### Given request
Retype the records below word for word and omit any image.

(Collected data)

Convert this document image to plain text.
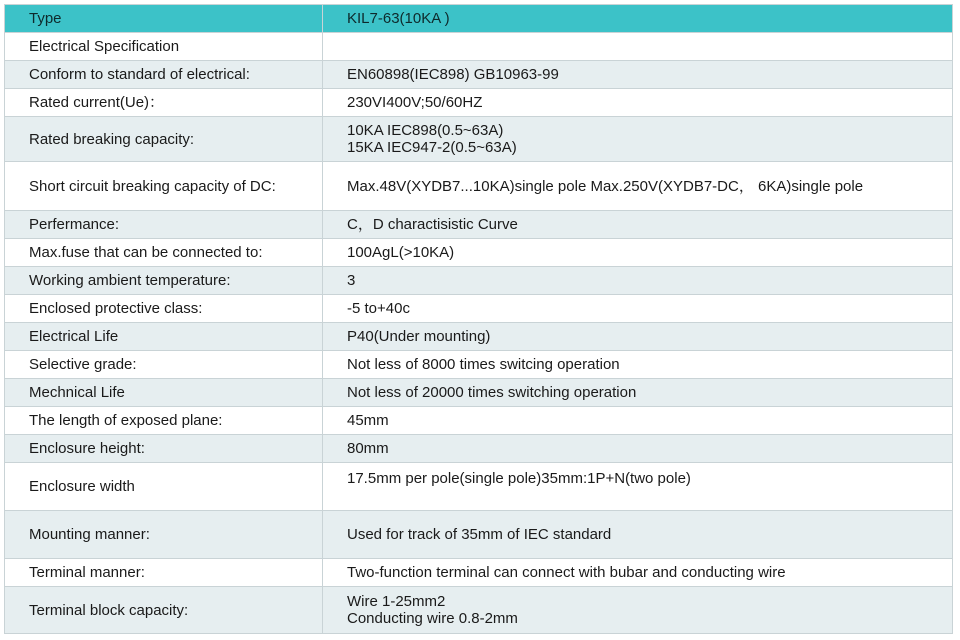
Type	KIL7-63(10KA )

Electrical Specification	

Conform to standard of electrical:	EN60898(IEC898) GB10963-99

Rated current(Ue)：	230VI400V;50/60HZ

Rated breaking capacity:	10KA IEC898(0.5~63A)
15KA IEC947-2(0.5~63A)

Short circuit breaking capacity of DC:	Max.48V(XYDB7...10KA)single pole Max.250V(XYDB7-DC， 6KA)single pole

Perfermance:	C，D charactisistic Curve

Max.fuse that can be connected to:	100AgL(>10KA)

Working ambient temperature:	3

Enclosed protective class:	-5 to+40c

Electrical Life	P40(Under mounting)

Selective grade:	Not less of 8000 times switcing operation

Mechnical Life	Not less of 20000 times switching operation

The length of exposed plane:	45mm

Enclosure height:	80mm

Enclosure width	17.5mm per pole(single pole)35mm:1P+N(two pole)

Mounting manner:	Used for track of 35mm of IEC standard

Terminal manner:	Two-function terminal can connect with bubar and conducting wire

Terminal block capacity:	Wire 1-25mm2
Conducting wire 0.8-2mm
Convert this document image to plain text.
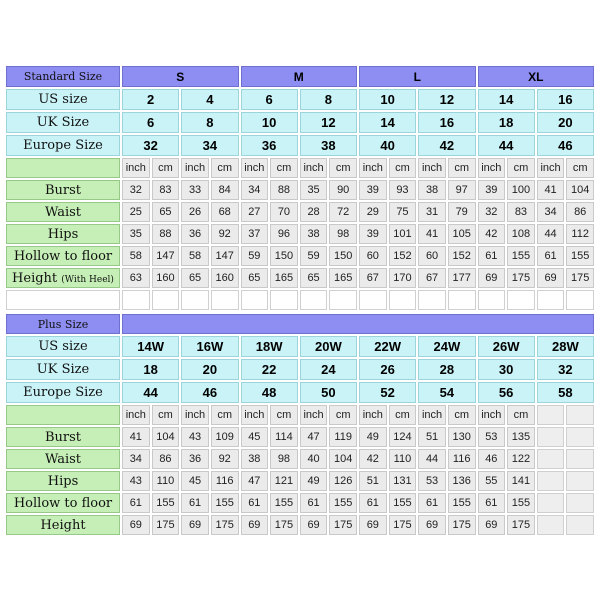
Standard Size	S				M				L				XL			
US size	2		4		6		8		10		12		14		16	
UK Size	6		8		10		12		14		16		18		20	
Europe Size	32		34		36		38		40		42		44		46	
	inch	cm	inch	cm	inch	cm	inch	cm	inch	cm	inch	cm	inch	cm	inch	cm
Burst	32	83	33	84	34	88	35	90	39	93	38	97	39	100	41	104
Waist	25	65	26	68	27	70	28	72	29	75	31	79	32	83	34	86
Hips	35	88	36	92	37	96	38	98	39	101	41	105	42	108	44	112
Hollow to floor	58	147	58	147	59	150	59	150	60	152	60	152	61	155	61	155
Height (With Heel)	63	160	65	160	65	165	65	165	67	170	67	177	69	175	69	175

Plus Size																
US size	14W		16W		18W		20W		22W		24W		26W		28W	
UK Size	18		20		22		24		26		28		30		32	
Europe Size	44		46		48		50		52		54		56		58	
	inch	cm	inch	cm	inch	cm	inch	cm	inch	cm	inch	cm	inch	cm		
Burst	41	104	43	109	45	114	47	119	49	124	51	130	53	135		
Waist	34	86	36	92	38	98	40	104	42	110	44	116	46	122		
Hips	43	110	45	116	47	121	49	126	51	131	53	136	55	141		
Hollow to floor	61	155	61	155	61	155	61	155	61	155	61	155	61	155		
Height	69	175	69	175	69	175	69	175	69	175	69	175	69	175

### Task result
Convert this document image to plain text.
Type	KIL7-63(10KA )

Electrical Specification	

Conform to standard of electrical:	EN60898(IEC898) GB10963-99

Rated current(Ue)：	230VI400V;50/60HZ

Rated breaking capacity:	10KA IEC898(0.5~63A)
15KA IEC947-2(0.5~63A)

Short circuit breaking capacity of DC:	Max.48V(XYDB7...10KA)single pole Max.250V(XYDB7-DC， 6KA)single pole

Perfermance:	C，D charactisistic Curve

Max.fuse that can be connected to:	100AgL(>10KA)

Working ambient temperature:	3

Enclosed protective class:	-5 to+40c

Electrical Life	P40(Under mounting)

Selective grade:	Not less of 8000 times switcing operation

Mechnical Life	Not less of 20000 times switching operation

The length of exposed plane:	45mm

Enclosure height:	80mm

Enclosure width	17.5mm per pole(single pole)35mm:1P+N(two pole)

Mounting manner:	Used for track of 35mm of IEC standard

Terminal manner:	Two-function terminal can connect with bubar and conducting wire

Terminal block capacity:	Wire 1-25mm2
Conducting wire 0.8-2mm
Convert this document image to plain text.
Standard Size	S				M				L				XL			
US size	2		4		6		8		10		12		14		16	
UK Size	6		8		10		12		14		16		18		20	
Europe Size	32		34		36		38		40		42		44		46	
	inch	cm	inch	cm	inch	cm	inch	cm	inch	cm	inch	cm	inch	cm	inch	cm
Burst	32	83	33	84	34	88	35	90	39	93	38	97	39	100	41	104
Waist	25	65	26	68	27	70	28	72	29	75	31	79	32	83	34	86
Hips	35	88	36	92	37	96	38	98	39	101	41	105	42	108	44	112
Hollow to floor	58	147	58	147	59	150	59	150	60	152	60	152	61	155	61	155
Height (With Heel)	63	160	65	160	65	165	65	165	67	170	67	177	69	175	69	175

Plus Size																
US size	14W		16W		18W		20W		22W		24W		26W		28W	
UK Size	18		20		22		24		26		28		30		32	
Europe Size	44		46		48		50		52		54		56		58	
	inch	cm	inch	cm	inch	cm	inch	cm	inch	cm	inch	cm	inch	cm		
Burst	41	104	43	109	45	114	47	119	49	124	51	130	53	135		
Waist	34	86	36	92	38	98	40	104	42	110	44	116	46	122		
Hips	43	110	45	116	47	121	49	126	51	131	53	136	55	141		
Hollow to floor	61	155	61	155	61	155	61	155	61	155	61	155	61	155		
Height	69	175	69	175	69	175	69	175	69	175	69	175	69	175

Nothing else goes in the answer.